> [STATED PROBLEM] In the material below, find all lines with the string "BingPreview" and copy them.

[Figure record listings]

* * * *

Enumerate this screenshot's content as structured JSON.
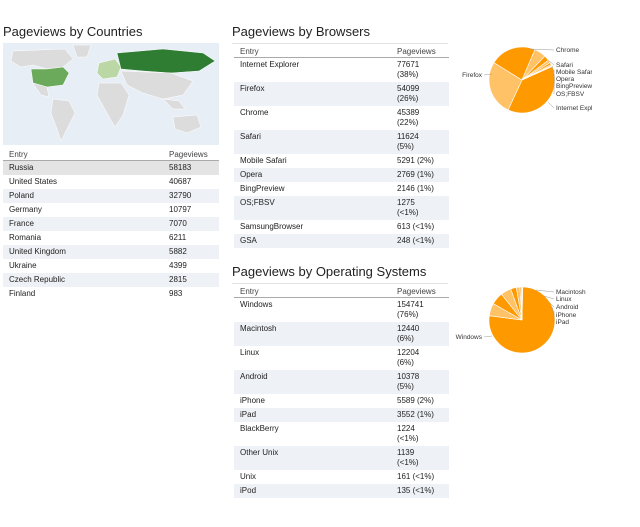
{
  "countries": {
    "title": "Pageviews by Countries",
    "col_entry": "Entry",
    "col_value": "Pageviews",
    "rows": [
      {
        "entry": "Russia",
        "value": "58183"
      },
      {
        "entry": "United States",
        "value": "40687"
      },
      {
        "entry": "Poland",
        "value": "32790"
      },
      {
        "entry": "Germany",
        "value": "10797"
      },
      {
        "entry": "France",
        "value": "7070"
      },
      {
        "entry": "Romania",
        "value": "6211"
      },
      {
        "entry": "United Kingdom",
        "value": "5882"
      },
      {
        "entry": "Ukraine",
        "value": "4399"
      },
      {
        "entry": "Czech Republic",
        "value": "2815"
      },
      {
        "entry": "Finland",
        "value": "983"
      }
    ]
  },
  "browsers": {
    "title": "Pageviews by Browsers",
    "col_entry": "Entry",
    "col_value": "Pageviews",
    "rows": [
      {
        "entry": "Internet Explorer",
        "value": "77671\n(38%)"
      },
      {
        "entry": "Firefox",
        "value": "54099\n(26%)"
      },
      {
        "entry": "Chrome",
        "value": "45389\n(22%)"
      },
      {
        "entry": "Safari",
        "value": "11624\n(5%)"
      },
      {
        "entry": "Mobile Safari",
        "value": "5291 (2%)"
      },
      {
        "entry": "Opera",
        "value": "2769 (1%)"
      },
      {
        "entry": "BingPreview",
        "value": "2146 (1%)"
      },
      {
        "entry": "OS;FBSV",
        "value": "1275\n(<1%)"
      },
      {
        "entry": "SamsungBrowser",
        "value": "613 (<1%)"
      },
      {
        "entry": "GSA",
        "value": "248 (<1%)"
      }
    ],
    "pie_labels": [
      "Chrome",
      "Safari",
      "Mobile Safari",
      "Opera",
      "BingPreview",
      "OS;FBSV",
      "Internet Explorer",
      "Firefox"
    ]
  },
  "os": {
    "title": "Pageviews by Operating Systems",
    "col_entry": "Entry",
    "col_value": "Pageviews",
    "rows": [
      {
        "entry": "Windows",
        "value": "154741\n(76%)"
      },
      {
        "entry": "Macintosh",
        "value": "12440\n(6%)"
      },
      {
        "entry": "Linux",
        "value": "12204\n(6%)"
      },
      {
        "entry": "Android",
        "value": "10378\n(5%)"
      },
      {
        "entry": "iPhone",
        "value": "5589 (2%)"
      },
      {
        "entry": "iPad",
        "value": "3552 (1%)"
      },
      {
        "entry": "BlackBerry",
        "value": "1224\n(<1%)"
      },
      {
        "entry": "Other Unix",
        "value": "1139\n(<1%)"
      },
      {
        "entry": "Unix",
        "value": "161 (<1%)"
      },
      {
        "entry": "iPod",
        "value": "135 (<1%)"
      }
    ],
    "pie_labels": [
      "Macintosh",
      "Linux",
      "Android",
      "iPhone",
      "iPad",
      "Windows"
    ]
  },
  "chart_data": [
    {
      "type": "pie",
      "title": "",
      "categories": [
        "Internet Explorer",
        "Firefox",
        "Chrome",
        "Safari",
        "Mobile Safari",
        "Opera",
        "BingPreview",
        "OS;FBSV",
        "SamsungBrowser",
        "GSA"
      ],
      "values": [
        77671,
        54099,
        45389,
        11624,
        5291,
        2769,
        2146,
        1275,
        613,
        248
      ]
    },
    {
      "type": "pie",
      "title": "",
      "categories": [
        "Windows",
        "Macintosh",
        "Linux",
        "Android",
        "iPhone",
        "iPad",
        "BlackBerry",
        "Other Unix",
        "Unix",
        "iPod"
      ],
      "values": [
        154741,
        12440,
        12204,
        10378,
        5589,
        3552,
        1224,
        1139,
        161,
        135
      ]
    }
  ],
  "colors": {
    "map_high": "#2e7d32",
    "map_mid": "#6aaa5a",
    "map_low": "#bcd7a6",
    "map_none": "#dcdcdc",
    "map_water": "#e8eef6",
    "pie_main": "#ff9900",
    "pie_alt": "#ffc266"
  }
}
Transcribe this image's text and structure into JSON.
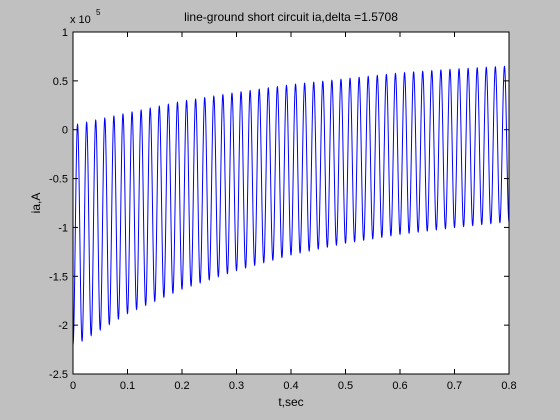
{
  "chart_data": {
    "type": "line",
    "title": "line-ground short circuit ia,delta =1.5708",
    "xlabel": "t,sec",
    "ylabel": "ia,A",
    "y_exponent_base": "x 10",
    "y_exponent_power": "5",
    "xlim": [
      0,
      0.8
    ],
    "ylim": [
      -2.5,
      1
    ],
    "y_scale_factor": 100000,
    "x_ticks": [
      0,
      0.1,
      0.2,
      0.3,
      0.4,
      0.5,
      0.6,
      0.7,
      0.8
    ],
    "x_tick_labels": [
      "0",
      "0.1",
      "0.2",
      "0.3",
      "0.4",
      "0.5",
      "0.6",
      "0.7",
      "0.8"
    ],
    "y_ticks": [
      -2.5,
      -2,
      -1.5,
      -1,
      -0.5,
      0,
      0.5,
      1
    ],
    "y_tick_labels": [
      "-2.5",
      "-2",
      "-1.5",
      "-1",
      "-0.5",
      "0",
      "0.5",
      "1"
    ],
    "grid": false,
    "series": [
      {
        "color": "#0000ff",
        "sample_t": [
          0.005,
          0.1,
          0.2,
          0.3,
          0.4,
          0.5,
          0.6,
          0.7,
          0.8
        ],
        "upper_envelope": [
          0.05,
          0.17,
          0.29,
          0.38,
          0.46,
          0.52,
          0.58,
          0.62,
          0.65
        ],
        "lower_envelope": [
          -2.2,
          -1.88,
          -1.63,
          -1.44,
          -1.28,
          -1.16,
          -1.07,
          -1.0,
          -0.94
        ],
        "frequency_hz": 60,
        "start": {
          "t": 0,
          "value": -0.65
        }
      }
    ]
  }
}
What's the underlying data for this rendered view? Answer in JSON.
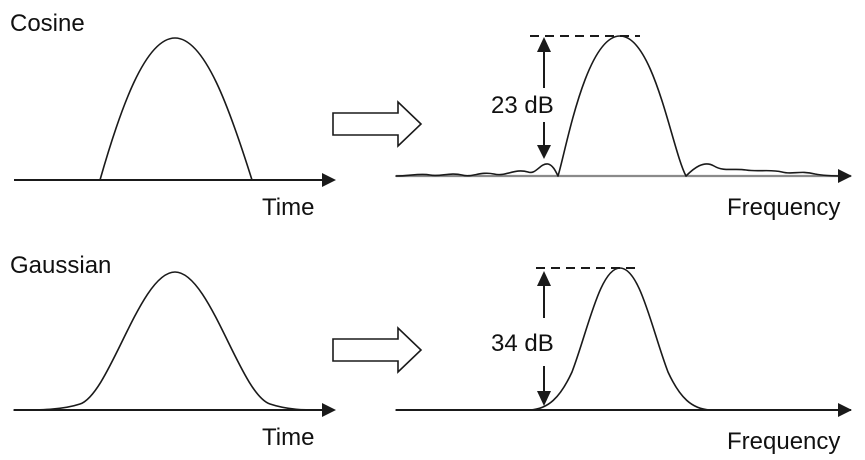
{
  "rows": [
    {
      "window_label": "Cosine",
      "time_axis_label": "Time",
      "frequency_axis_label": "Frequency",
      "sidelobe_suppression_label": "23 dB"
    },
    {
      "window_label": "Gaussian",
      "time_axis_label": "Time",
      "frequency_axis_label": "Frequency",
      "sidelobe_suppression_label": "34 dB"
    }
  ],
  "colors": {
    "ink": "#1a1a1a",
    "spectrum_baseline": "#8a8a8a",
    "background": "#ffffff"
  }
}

* * * *

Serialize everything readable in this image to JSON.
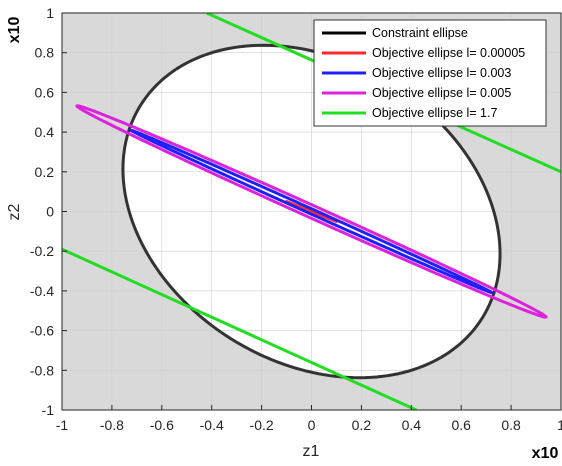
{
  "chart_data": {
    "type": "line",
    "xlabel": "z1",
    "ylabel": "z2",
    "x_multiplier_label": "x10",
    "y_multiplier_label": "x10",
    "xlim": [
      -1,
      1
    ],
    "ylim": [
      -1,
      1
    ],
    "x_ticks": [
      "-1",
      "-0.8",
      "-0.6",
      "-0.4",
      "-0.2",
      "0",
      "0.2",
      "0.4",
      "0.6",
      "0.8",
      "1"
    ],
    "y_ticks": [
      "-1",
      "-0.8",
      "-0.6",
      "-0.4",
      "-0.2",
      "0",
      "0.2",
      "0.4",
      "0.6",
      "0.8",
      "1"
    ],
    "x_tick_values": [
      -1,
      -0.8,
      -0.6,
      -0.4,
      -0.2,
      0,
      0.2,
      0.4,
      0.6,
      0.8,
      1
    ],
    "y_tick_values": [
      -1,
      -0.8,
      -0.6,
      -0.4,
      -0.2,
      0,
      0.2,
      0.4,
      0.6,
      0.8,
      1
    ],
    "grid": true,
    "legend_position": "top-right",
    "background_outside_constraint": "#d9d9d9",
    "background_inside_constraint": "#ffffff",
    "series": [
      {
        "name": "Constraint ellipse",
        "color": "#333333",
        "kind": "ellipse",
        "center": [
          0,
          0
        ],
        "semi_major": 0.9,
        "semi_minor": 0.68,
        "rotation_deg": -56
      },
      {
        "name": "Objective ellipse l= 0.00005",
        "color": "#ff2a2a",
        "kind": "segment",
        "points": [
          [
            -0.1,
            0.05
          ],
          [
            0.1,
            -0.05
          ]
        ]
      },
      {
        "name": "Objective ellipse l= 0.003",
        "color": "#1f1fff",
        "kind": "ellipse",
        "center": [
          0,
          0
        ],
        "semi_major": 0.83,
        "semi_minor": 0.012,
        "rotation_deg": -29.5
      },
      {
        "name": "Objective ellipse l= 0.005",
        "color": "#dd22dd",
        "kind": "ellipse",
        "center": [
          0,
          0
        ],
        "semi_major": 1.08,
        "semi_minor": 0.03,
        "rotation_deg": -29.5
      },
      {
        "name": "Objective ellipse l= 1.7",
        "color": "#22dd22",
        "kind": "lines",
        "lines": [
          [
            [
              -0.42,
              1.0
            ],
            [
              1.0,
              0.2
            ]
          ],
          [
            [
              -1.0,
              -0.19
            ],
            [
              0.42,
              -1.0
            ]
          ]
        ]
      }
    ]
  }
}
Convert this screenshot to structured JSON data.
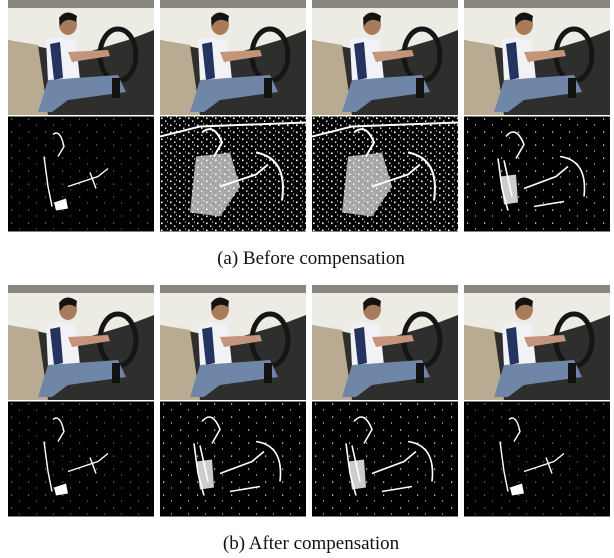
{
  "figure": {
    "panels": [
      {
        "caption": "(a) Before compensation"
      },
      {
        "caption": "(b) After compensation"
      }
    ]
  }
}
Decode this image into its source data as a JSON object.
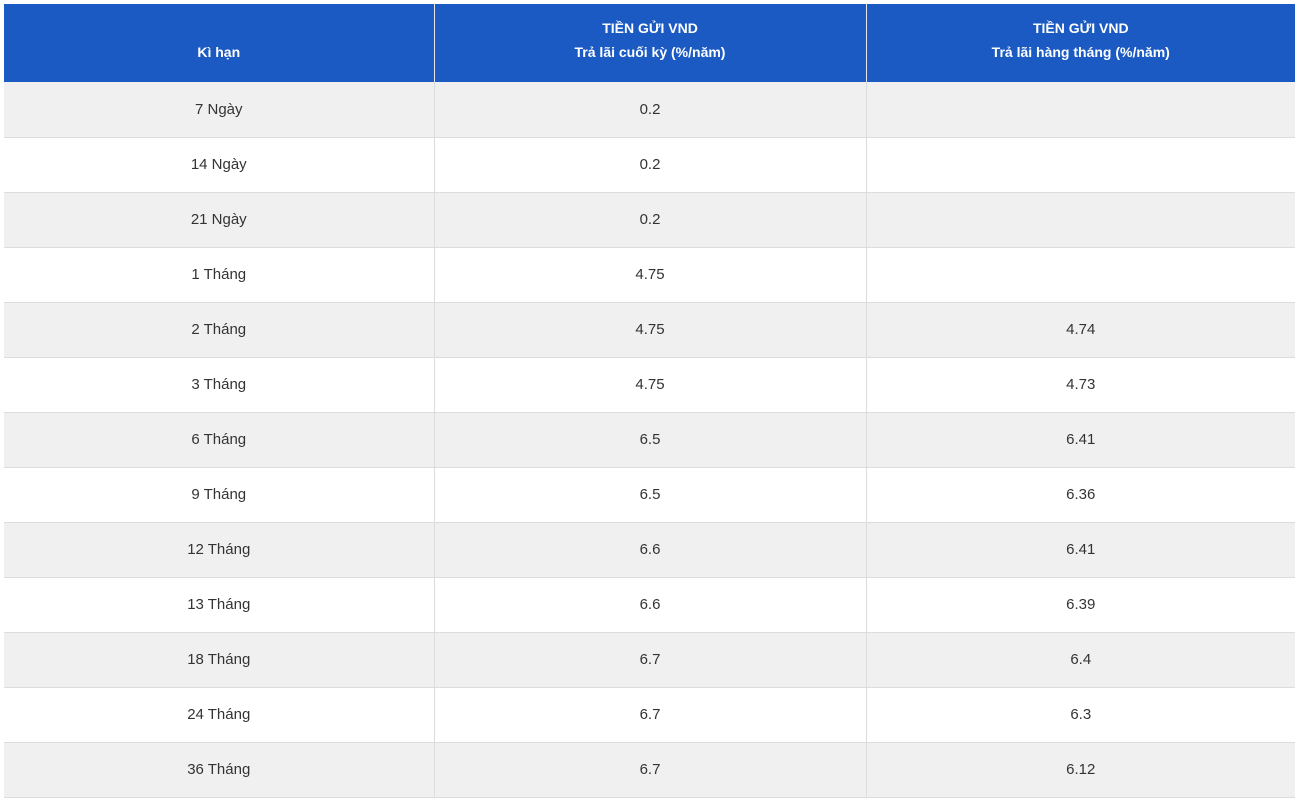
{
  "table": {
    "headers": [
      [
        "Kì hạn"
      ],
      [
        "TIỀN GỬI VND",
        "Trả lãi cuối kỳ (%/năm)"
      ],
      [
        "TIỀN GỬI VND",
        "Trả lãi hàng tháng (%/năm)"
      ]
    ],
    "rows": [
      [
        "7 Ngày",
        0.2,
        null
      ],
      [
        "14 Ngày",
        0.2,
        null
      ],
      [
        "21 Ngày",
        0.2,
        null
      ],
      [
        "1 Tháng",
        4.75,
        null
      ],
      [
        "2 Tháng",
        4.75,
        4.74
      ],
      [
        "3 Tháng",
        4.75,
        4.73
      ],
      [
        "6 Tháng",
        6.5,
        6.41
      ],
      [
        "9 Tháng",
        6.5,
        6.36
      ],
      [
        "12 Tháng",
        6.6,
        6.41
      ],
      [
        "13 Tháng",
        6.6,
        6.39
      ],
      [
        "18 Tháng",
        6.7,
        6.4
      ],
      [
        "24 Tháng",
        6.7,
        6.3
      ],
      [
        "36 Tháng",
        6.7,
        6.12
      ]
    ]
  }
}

* * * *

> [EXPECTED ANSWER]
        "entry": "BingPreview",
      "BingPreview",
        "BingPreview",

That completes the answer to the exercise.